WRITTEN TASK:
Copy each line of the entries that contains the word "this".

________________________________________

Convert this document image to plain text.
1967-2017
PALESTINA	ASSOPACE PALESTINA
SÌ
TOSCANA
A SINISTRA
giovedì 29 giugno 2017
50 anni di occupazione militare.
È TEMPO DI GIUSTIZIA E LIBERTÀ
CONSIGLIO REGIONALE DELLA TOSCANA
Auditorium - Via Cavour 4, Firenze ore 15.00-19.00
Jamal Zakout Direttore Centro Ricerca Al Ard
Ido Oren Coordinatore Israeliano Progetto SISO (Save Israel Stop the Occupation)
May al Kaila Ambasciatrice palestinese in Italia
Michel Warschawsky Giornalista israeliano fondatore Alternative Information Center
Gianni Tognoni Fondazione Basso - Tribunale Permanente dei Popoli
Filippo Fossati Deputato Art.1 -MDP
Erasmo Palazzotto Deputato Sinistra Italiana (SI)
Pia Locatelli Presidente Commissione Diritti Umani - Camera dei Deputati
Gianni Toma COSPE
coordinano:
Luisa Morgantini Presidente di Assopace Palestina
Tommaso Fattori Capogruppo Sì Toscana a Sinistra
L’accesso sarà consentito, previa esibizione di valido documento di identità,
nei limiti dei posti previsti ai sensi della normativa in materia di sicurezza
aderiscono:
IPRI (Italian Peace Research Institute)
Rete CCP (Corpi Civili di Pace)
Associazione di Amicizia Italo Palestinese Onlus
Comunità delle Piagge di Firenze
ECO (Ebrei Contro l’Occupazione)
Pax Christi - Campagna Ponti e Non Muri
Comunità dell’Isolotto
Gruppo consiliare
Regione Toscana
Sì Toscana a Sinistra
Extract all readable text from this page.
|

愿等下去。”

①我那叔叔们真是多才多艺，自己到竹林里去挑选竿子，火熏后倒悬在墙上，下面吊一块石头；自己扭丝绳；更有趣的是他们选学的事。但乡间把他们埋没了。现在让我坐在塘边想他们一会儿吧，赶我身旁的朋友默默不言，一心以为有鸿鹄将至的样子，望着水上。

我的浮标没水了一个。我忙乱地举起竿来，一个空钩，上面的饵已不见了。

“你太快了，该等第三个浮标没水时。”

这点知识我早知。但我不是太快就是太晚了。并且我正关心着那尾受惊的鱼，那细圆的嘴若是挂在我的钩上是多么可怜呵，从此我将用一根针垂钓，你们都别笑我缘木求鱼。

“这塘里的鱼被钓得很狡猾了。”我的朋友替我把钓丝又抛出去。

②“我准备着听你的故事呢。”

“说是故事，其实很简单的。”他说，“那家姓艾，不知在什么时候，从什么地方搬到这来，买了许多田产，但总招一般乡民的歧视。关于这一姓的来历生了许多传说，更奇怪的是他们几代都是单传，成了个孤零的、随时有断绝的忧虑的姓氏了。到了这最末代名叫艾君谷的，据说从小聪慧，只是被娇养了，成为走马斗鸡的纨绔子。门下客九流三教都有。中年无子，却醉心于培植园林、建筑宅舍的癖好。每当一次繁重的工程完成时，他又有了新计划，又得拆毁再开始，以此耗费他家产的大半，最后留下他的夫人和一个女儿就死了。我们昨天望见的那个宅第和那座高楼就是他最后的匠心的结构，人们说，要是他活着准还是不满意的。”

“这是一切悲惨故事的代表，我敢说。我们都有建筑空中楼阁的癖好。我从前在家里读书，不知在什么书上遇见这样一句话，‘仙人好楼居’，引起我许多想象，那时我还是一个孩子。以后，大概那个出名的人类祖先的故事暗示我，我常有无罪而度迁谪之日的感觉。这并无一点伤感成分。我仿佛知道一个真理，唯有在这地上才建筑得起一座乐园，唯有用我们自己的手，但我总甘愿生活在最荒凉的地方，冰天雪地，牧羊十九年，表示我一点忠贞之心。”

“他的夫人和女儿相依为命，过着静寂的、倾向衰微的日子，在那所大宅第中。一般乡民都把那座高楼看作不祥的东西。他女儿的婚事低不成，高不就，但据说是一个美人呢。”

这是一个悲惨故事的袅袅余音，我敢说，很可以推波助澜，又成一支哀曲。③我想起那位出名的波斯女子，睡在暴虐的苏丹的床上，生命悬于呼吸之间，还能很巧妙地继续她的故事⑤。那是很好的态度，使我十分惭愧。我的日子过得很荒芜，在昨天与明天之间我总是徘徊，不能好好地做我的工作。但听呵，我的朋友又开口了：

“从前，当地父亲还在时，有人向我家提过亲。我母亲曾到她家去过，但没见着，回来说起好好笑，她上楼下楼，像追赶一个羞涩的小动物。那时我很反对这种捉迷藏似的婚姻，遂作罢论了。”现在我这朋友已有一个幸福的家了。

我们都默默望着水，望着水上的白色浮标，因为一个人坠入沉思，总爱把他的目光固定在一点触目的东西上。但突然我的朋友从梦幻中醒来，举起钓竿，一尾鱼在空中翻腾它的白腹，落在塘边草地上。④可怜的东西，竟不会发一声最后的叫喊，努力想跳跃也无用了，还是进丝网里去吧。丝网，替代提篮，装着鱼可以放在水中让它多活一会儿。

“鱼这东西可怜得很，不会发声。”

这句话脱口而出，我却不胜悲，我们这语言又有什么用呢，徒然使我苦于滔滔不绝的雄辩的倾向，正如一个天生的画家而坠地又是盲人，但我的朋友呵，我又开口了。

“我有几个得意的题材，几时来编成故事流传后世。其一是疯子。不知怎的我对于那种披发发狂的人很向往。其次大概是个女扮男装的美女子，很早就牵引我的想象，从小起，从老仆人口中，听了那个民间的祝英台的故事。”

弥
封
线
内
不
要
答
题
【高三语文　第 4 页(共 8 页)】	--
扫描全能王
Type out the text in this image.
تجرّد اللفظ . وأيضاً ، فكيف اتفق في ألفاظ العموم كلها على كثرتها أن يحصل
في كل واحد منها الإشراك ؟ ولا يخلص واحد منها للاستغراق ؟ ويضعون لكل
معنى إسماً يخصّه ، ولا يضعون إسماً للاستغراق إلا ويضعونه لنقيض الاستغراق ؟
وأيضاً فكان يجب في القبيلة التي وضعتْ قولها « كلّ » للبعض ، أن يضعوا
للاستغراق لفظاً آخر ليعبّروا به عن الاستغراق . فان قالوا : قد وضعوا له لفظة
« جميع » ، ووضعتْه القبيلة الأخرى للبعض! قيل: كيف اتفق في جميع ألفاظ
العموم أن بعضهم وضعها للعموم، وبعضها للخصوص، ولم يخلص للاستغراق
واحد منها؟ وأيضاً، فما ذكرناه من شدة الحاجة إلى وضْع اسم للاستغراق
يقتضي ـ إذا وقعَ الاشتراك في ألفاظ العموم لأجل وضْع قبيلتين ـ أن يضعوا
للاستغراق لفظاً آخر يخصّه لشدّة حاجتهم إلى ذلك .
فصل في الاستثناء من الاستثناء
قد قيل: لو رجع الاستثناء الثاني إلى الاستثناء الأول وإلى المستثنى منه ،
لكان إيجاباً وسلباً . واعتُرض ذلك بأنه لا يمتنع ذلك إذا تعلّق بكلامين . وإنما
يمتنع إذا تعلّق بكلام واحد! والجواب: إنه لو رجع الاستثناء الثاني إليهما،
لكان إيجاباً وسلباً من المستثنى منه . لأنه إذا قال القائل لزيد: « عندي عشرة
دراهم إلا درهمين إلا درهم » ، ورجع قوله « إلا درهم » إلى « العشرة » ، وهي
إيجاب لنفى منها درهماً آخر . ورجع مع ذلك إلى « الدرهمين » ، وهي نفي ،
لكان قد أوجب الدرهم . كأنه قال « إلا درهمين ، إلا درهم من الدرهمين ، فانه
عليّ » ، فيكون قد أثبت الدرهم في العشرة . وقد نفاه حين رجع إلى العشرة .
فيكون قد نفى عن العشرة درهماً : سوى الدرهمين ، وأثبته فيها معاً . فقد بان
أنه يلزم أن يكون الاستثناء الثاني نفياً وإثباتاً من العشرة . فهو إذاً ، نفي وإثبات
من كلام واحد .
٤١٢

________________________________________

EXERCISE OUTPUT:
Convert this document image to plain text.
Extract all readable text from this page.
Type out the text in this image.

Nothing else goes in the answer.